Exercise aim: Lines containing the string "weekday" are to be collected in full.

Supplied records:
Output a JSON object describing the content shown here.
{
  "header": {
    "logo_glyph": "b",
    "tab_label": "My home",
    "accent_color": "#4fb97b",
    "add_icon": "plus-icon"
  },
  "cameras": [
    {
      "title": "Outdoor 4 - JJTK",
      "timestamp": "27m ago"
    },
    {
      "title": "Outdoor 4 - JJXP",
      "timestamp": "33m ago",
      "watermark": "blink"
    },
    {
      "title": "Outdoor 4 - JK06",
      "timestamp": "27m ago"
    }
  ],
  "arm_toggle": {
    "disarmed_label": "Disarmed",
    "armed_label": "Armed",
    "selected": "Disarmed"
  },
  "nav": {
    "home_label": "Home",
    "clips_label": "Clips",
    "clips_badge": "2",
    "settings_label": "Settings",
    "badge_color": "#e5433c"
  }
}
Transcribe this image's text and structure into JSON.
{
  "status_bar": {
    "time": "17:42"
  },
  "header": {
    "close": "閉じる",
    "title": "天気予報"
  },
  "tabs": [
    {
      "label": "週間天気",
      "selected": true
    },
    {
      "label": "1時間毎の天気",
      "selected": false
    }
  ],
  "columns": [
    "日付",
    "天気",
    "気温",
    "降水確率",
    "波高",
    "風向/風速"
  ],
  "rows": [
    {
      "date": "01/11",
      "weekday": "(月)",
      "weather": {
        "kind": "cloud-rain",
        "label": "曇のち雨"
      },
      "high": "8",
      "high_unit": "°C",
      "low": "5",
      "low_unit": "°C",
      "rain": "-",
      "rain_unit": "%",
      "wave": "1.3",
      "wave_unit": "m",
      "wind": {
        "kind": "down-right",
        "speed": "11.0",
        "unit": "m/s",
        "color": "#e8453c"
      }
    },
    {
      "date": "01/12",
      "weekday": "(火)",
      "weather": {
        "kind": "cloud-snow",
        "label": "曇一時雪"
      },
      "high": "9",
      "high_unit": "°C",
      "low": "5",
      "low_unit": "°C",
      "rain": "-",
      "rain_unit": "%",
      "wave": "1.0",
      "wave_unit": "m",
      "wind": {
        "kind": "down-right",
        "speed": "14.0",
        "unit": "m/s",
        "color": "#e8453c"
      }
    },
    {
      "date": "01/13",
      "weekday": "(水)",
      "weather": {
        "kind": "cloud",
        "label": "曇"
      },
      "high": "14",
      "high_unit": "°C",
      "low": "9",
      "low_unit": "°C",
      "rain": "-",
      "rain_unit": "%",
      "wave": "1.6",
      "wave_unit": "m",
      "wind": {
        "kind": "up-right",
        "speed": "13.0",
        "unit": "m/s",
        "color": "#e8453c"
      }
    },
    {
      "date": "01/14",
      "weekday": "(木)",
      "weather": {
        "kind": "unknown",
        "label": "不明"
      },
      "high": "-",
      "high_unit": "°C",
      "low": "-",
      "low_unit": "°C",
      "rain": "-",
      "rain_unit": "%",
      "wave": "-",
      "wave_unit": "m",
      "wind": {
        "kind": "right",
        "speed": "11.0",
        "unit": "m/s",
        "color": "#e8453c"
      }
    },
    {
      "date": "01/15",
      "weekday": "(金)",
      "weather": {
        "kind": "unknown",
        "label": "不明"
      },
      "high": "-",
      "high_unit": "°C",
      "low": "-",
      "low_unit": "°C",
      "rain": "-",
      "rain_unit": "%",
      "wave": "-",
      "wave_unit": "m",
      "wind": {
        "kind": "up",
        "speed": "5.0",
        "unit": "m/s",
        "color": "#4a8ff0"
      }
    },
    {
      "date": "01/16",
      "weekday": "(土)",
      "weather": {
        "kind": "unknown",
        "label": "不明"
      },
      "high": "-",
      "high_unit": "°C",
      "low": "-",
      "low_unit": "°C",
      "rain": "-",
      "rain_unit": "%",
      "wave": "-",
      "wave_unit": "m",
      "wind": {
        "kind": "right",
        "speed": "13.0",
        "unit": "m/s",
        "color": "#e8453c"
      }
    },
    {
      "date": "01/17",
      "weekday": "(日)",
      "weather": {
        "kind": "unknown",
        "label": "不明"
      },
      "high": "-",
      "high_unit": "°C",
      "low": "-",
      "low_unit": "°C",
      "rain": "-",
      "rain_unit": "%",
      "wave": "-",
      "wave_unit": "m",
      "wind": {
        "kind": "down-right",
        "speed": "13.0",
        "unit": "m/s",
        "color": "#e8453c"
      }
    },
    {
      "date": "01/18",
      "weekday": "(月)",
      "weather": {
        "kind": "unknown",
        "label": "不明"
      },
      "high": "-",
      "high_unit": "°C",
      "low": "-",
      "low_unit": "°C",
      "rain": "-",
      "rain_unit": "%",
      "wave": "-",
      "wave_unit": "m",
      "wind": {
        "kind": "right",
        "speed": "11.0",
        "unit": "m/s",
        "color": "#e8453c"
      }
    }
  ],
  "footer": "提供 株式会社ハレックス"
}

Written solution:
      "weekday": "(月)",
      "weekday": "(火)",
      "weekday": "(水)",
      "weekday": "(木)",
      "weekday": "(金)",
      "weekday": "(土)",
      "weekday": "(日)",
      "weekday": "(月)",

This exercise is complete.